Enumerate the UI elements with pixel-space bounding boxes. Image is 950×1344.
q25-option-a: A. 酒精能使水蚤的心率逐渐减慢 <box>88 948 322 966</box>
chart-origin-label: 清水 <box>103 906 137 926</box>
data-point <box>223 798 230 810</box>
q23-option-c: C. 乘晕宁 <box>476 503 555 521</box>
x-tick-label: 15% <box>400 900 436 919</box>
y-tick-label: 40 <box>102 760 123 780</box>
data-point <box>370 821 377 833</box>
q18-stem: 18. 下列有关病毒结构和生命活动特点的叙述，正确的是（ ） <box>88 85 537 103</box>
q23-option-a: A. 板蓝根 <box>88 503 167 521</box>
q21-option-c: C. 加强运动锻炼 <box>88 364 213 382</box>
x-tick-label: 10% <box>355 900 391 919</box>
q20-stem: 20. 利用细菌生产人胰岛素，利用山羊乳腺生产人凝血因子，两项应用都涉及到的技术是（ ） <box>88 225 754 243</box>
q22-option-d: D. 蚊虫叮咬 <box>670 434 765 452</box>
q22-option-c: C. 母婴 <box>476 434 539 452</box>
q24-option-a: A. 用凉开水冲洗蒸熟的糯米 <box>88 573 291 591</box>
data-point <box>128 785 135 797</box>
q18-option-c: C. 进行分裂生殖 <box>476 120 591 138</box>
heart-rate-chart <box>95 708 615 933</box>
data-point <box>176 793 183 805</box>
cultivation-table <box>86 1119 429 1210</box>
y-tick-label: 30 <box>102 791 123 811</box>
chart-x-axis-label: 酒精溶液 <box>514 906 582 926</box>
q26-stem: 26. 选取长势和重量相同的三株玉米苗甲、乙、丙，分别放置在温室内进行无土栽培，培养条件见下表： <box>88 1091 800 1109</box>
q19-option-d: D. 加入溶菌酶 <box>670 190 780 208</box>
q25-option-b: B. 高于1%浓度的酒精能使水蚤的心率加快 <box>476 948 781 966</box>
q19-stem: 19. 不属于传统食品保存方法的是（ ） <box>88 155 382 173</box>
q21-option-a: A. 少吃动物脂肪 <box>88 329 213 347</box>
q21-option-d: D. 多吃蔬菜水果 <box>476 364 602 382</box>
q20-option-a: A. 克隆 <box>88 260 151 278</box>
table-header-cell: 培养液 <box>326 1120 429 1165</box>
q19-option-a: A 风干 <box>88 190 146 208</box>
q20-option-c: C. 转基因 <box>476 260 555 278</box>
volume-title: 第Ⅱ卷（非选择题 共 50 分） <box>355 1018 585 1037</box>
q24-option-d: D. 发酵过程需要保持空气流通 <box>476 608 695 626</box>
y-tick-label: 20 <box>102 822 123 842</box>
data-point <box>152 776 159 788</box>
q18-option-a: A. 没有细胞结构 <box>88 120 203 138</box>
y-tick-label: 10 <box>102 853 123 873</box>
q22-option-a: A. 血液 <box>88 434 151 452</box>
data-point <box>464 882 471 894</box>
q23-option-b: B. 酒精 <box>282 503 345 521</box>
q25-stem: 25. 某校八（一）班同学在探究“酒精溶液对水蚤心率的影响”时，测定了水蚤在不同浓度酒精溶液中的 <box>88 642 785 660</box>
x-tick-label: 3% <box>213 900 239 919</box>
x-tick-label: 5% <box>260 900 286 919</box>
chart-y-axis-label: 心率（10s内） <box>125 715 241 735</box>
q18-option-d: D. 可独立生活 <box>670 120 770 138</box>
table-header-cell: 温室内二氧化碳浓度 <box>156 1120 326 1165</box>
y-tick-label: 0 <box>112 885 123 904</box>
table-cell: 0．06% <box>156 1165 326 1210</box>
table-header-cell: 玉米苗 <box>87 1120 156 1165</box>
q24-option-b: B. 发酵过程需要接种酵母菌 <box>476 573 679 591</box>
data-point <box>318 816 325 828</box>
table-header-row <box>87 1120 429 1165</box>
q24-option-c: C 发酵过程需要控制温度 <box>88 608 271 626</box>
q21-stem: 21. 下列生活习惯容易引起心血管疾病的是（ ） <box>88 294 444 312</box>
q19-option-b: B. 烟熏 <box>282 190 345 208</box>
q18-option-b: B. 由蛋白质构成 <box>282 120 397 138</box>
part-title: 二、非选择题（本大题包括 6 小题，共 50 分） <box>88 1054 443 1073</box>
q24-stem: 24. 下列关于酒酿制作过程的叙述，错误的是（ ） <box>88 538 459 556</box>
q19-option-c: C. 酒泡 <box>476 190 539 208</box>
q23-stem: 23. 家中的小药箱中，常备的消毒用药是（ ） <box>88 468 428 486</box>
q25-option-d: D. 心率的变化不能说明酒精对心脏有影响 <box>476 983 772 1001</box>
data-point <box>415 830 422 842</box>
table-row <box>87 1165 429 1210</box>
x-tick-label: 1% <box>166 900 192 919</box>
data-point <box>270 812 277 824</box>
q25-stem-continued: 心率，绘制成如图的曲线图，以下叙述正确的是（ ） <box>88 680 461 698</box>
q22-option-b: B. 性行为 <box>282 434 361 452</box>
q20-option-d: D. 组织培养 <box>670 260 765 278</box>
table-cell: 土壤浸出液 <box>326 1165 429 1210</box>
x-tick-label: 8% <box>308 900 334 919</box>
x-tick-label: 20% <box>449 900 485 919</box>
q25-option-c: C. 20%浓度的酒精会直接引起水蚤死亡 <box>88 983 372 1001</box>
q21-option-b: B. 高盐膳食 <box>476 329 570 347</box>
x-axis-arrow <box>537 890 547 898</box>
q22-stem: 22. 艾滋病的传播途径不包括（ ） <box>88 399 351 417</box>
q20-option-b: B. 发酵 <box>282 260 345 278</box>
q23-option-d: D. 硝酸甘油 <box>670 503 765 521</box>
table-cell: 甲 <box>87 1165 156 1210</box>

= = = = = = =

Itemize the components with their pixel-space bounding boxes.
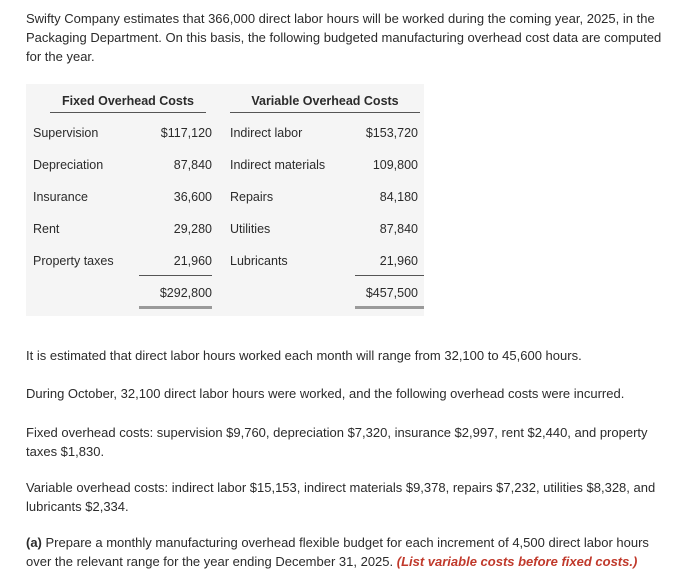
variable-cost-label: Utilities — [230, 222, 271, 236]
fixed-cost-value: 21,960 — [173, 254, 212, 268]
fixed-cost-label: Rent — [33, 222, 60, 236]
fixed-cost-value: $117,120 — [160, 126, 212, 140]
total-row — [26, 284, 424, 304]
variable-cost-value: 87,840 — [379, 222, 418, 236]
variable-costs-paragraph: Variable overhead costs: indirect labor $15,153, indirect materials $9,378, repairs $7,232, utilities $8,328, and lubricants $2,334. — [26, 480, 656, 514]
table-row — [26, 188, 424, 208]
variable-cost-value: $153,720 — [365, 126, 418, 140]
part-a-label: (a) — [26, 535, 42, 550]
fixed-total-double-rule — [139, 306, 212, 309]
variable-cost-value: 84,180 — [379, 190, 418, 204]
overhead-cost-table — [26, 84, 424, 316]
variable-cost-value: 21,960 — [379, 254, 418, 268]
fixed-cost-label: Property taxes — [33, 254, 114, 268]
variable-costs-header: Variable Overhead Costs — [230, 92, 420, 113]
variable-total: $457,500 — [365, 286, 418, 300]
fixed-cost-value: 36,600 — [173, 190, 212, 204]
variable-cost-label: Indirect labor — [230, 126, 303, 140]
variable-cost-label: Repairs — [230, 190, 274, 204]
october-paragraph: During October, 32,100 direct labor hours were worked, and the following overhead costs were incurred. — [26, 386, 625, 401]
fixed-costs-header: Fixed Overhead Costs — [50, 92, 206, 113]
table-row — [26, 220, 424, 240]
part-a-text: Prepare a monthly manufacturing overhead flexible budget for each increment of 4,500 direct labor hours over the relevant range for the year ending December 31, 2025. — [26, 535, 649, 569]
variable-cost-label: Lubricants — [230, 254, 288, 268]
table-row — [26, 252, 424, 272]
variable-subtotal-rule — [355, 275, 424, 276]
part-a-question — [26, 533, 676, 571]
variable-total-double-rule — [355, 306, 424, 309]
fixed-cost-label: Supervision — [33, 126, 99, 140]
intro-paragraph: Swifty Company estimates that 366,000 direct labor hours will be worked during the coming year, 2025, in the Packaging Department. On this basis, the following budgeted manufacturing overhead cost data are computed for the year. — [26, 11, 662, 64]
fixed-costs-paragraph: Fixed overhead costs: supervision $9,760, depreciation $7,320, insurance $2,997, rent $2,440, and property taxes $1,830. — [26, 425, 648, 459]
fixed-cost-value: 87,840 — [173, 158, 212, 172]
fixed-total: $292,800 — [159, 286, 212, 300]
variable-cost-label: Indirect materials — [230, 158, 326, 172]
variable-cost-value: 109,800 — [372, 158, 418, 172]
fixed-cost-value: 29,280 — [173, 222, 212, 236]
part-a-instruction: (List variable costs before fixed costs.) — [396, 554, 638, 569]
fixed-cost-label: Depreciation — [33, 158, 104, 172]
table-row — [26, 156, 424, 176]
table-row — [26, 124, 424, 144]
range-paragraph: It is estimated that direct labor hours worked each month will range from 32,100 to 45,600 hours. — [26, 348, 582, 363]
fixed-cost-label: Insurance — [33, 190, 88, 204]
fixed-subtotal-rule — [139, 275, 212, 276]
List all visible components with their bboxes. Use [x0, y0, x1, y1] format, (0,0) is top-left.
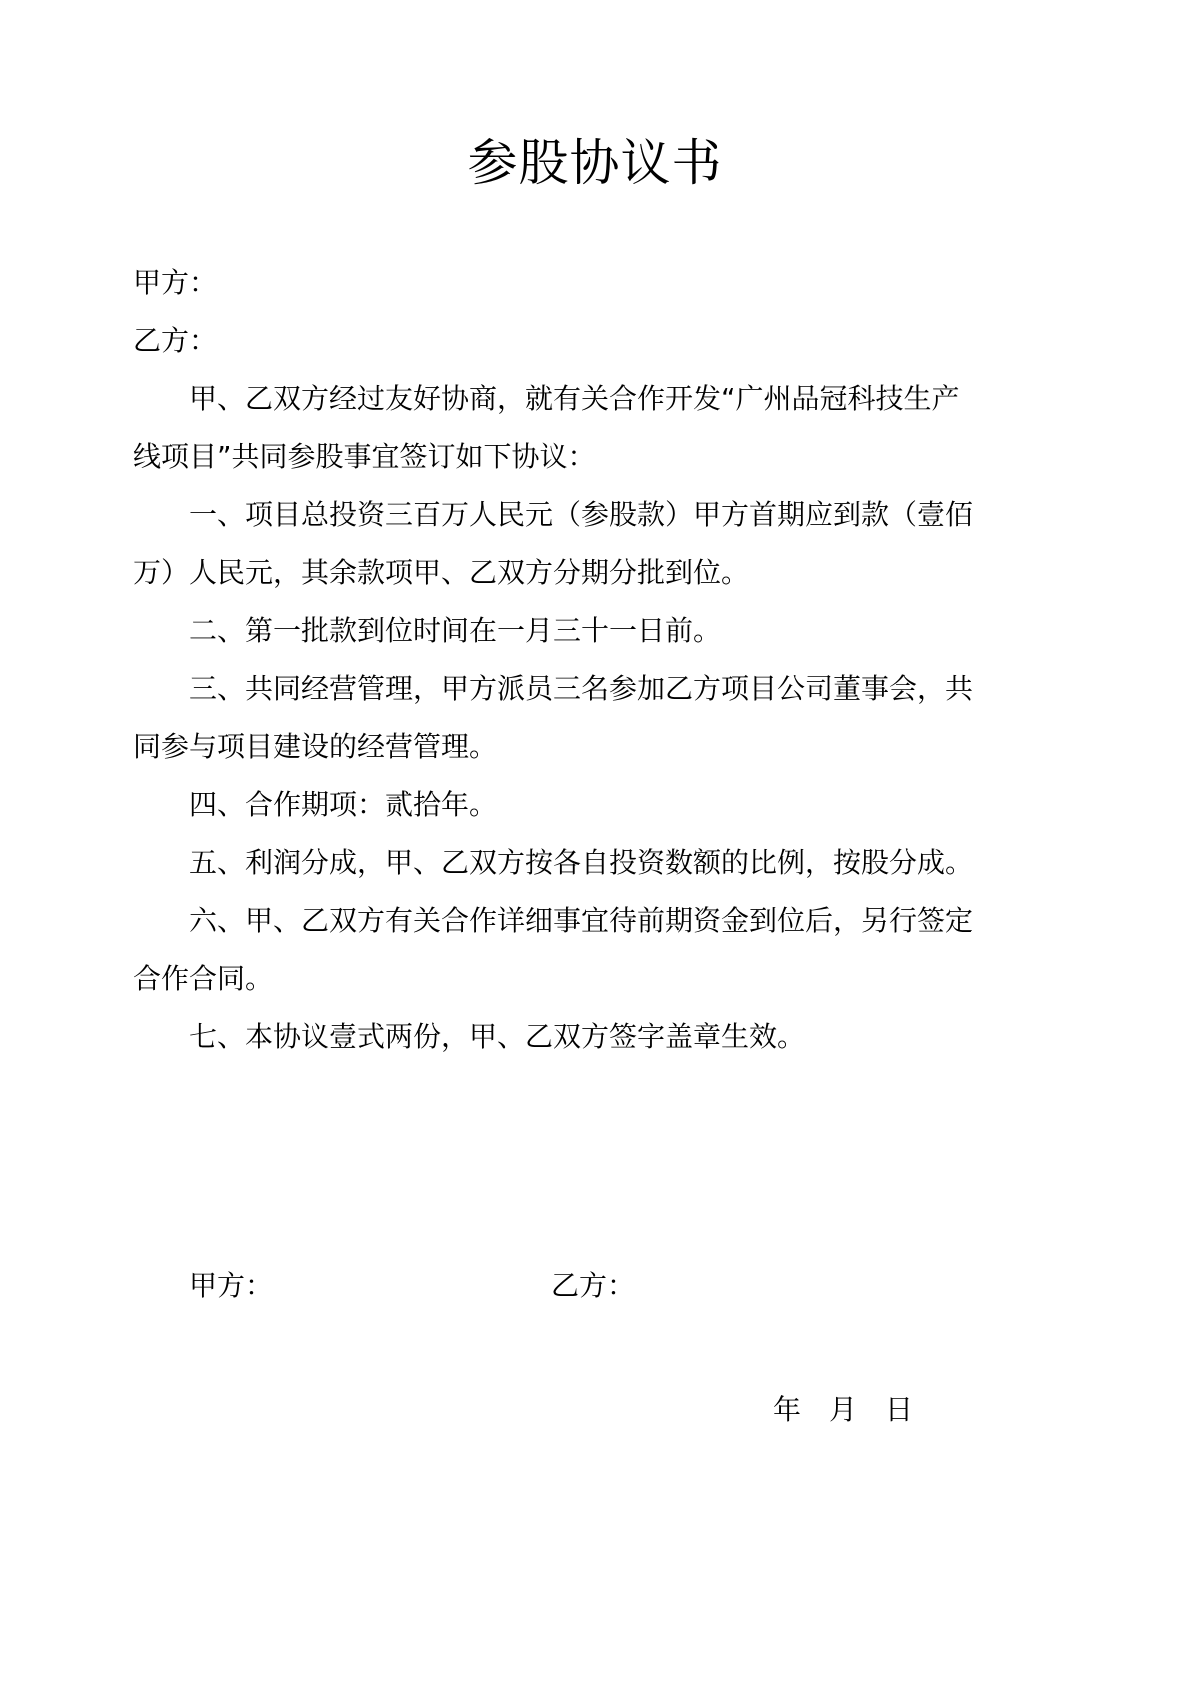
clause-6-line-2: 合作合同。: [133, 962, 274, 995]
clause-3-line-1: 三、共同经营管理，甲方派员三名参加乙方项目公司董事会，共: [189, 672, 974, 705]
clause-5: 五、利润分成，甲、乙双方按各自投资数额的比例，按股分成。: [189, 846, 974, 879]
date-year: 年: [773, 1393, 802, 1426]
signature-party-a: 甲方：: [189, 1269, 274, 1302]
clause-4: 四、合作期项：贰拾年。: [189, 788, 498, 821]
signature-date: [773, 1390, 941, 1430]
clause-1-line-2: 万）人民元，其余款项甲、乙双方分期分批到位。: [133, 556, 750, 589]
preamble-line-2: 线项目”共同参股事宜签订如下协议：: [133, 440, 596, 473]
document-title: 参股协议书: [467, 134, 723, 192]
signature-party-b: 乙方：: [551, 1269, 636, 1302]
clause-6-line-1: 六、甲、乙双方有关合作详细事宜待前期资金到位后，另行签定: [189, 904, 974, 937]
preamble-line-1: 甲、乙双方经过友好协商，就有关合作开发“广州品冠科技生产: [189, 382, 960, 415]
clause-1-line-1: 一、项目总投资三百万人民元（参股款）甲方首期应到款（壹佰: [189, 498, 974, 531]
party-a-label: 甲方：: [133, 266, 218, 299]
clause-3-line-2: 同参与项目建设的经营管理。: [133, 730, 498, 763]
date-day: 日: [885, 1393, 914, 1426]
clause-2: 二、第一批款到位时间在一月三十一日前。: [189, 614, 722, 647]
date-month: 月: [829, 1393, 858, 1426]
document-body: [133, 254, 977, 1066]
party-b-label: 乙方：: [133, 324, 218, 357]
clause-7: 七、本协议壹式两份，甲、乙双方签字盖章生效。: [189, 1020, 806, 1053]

= = = = = = =

Repeat every line of the records above, from the line containing "Enumerate the UI" down through the line containing "q18-option-a: A. 没有细胞结构", keeping both of those lines and changing nothing.

RESULT OF THE EXERCISE:
Enumerate the UI elements with pixel-space bounding boxes. Image is 950×1344.
q25-option-a: A. 酒精能使水蚤的心率逐渐减慢 <box>88 948 322 966</box>
chart-origin-label: 清水 <box>103 906 137 926</box>
data-point <box>223 798 230 810</box>
q23-option-c: C. 乘晕宁 <box>476 503 555 521</box>
x-tick-label: 15% <box>400 900 436 919</box>
y-tick-label: 40 <box>102 760 123 780</box>
data-point <box>370 821 377 833</box>
q18-stem: 18. 下列有关病毒结构和生命活动特点的叙述，正确的是（ ） <box>88 85 537 103</box>
q23-option-a: A. 板蓝根 <box>88 503 167 521</box>
q21-option-c: C. 加强运动锻炼 <box>88 364 213 382</box>
x-tick-label: 10% <box>355 900 391 919</box>
q20-stem: 20. 利用细菌生产人胰岛素，利用山羊乳腺生产人凝血因子，两项应用都涉及到的技术是（ ） <box>88 225 754 243</box>
q22-option-d: D. 蚊虫叮咬 <box>670 434 765 452</box>
q22-option-c: C. 母婴 <box>476 434 539 452</box>
q24-option-a: A. 用凉开水冲洗蒸熟的糯米 <box>88 573 291 591</box>
data-point <box>128 785 135 797</box>
q18-option-c: C. 进行分裂生殖 <box>476 120 591 138</box>
heart-rate-chart <box>95 708 615 933</box>
data-point <box>176 793 183 805</box>
cultivation-table <box>86 1119 429 1210</box>
y-tick-label: 30 <box>102 791 123 811</box>
chart-x-axis-label: 酒精溶液 <box>514 906 582 926</box>
q26-stem: 26. 选取长势和重量相同的三株玉米苗甲、乙、丙，分别放置在温室内进行无土栽培，培养条件见下表： <box>88 1091 800 1109</box>
q19-option-d: D. 加入溶菌酶 <box>670 190 780 208</box>
q25-option-b: B. 高于1%浓度的酒精能使水蚤的心率加快 <box>476 948 781 966</box>
q19-stem: 19. 不属于传统食品保存方法的是（ ） <box>88 155 382 173</box>
q21-option-a: A. 少吃动物脂肪 <box>88 329 213 347</box>
q21-option-d: D. 多吃蔬菜水果 <box>476 364 602 382</box>
q20-option-a: A. 克隆 <box>88 260 151 278</box>
table-header-cell: 培养液 <box>326 1120 429 1165</box>
q19-option-a: A 风干 <box>88 190 146 208</box>
q20-option-c: C. 转基因 <box>476 260 555 278</box>
volume-title: 第Ⅱ卷（非选择题 共 50 分） <box>355 1018 585 1037</box>
q24-option-d: D. 发酵过程需要保持空气流通 <box>476 608 695 626</box>
y-tick-label: 20 <box>102 822 123 842</box>
data-point <box>152 776 159 788</box>
q18-option-a: A. 没有细胞结构 <box>88 120 203 138</box>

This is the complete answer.